* WHAT TO WORK ON
Print the entries verbatim, leaving out the images they contain.
Start DATA LISTING
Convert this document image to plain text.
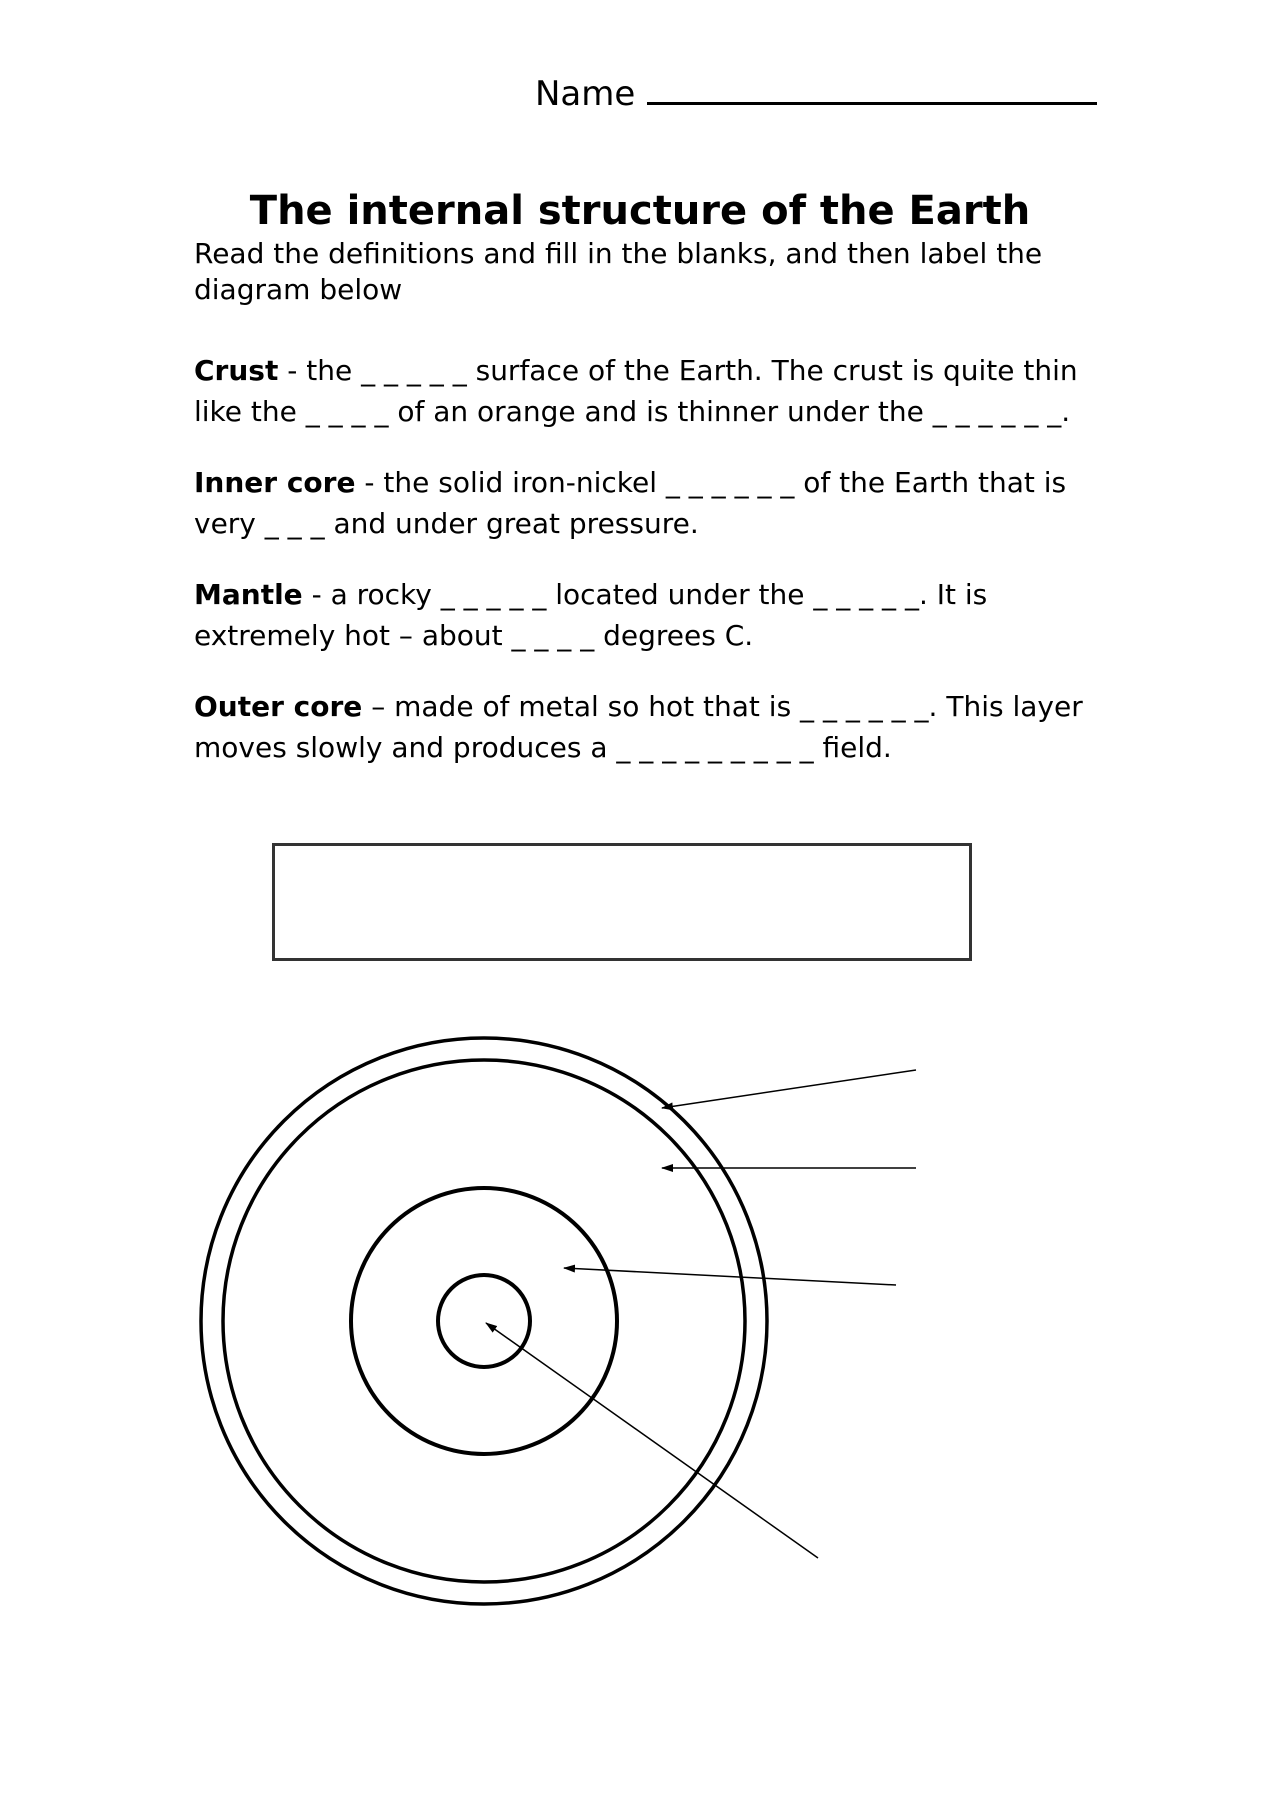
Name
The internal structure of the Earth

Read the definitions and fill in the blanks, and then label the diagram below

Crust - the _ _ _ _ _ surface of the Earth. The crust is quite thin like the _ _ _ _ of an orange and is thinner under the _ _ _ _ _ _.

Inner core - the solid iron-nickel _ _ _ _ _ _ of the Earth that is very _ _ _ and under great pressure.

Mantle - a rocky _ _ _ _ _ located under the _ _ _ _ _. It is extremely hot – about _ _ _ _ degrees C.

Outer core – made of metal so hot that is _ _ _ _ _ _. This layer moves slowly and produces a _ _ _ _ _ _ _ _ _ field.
End DATA LISTING
* PROBLEM SOLUTION
Convert this document image to plain text.
Name
The internal structure of the Earth

Read the definitions and fill in the blanks, and then label the diagram below

Crust - the _ _ _ _ _ surface of the Earth. The crust is quite thin like the _ _ _ _ of an orange and is thinner under the _ _ _ _ _ _.

Inner core - the solid iron-nickel _ _ _ _ _ _ of the Earth that is very _ _ _ and under great pressure.

Mantle - a rocky _ _ _ _ _ located under the _ _ _ _ _. It is extremely hot – about _ _ _ _ degrees C.

Outer core – made of metal so hot that is _ _ _ _ _ _. This layer moves slowly and produces a _ _ _ _ _ _ _ _ _ field.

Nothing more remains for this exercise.